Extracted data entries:
-*-*-

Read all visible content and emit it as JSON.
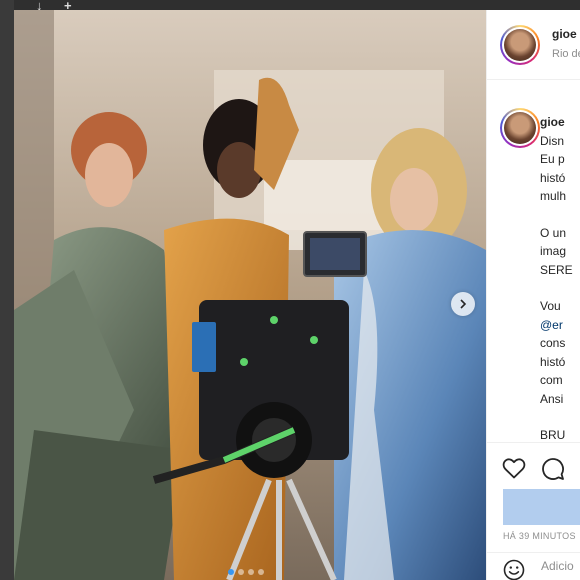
{
  "browser_overlay": {
    "glyph_left": "↓",
    "glyph_right": "+"
  },
  "post": {
    "header": {
      "username": "gioe",
      "location": "Rio de",
      "avatar_icon": "profile-avatar"
    },
    "caption": {
      "username": "gioe",
      "lines": [
        "Disn",
        "Eu p",
        "histó",
        "mulh"
      ],
      "para2": [
        "O un",
        "imag",
        "SERE"
      ],
      "para3_a": "Vou",
      "para3_mention": "@er",
      "para3_b": [
        "cons",
        "histó",
        "com",
        "Ansi"
      ],
      "para4": "BRU"
    },
    "media": {
      "carousel_next_icon": "chevron-right-icon",
      "slides": 4,
      "active_slide": 1
    },
    "actions": {
      "like_icon": "heart-icon",
      "comment_icon": "comment-icon",
      "time": "HÁ 39 MINUTOS"
    },
    "add_comment": {
      "emoji_icon": "smile-icon",
      "placeholder": "Adicio"
    },
    "colors": {
      "link": "#00376b",
      "muted": "#8e8e8e",
      "text": "#262626",
      "accent": "#3897f0",
      "likes_bar": "#b2cdee"
    }
  }
}
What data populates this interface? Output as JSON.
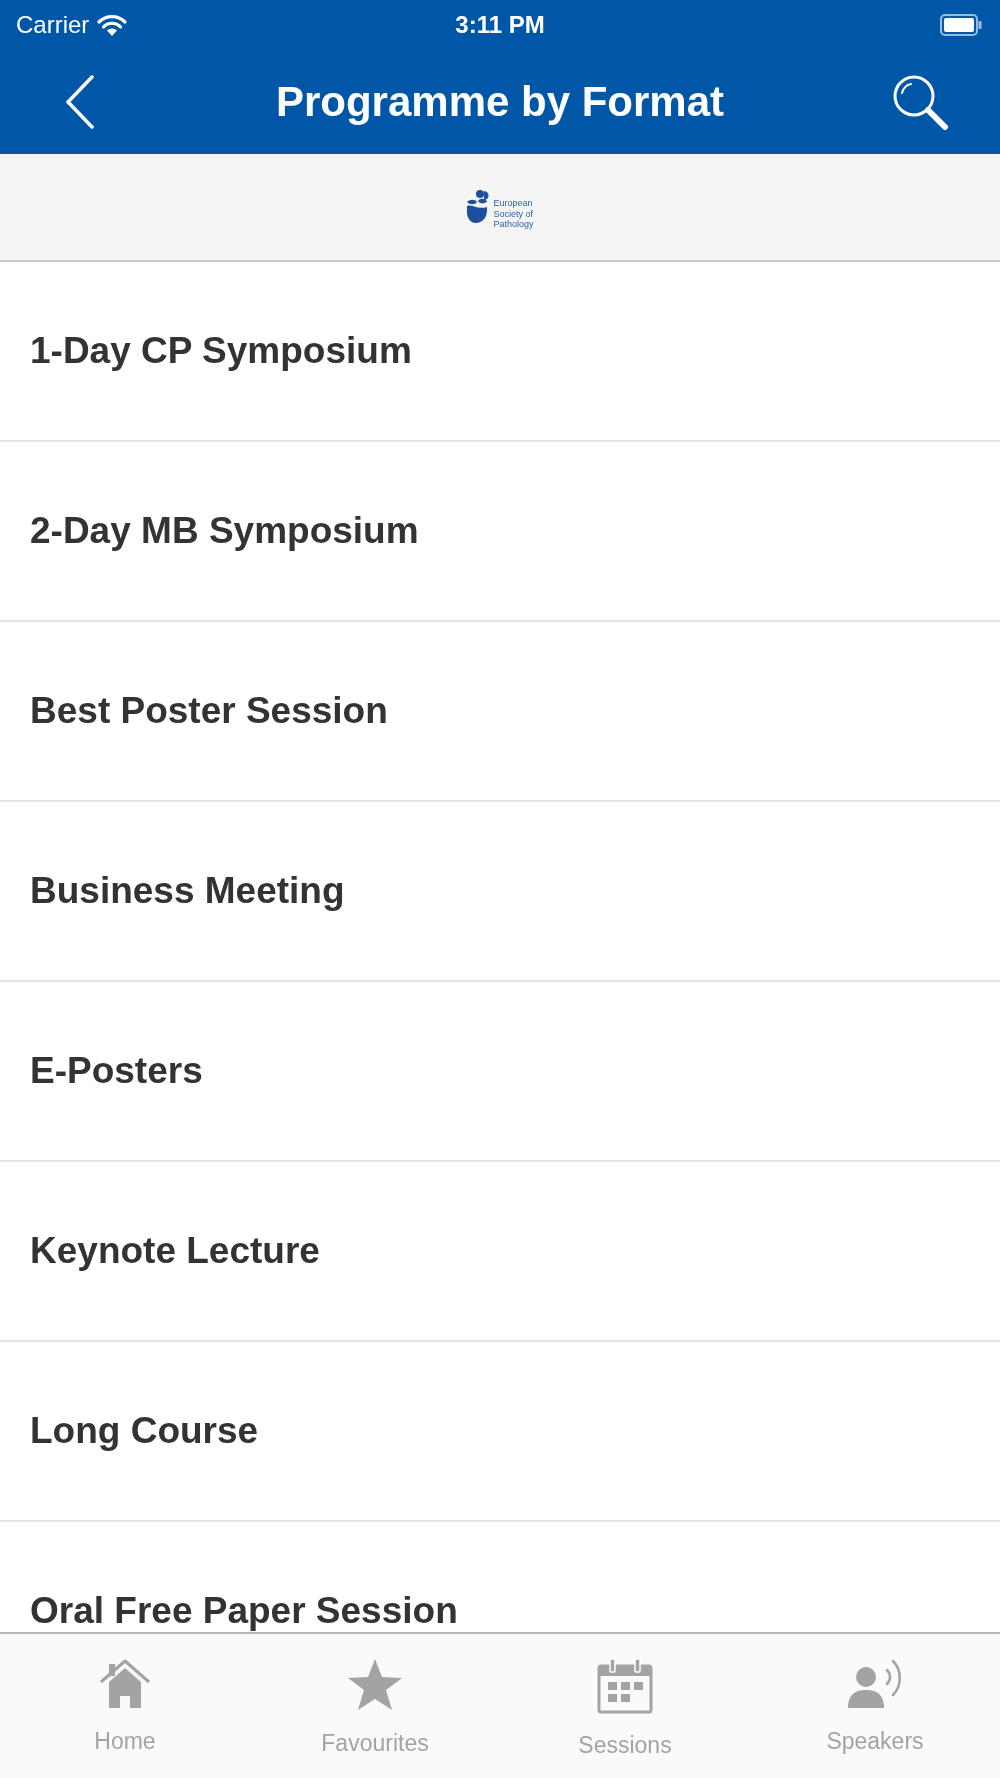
{
  "status_bar": {
    "carrier": "Carrier",
    "time": "3:11 PM"
  },
  "nav_bar": {
    "title": "Programme by Format"
  },
  "logo": {
    "lines": [
      "European",
      "Society of",
      "Pathology"
    ]
  },
  "formats": [
    {
      "label": "1-Day CP Symposium"
    },
    {
      "label": "2-Day MB Symposium"
    },
    {
      "label": "Best Poster Session"
    },
    {
      "label": "Business Meeting"
    },
    {
      "label": "E-Posters"
    },
    {
      "label": "Keynote Lecture"
    },
    {
      "label": "Long Course"
    },
    {
      "label": "Oral Free Paper Session"
    }
  ],
  "tab_bar": [
    {
      "kind": "home",
      "label": "Home",
      "selected": false
    },
    {
      "kind": "favourites",
      "label": "Favourites",
      "selected": false
    },
    {
      "kind": "sessions",
      "label": "Sessions",
      "selected": false
    },
    {
      "kind": "speakers",
      "label": "Speakers",
      "selected": false
    }
  ]
}
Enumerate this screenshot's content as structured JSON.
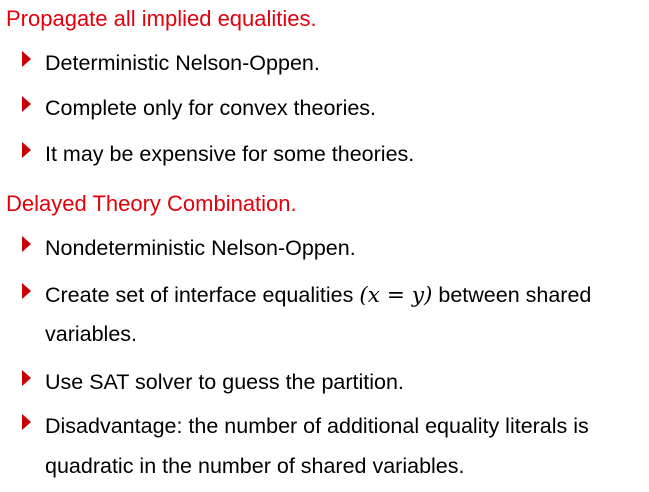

-*-*-

EXERCISE DESCRIPTION: The word "Symposium" may appear on some lines. Report how many lines hold it, giving the number alone.

EXERCISE RESULT: 2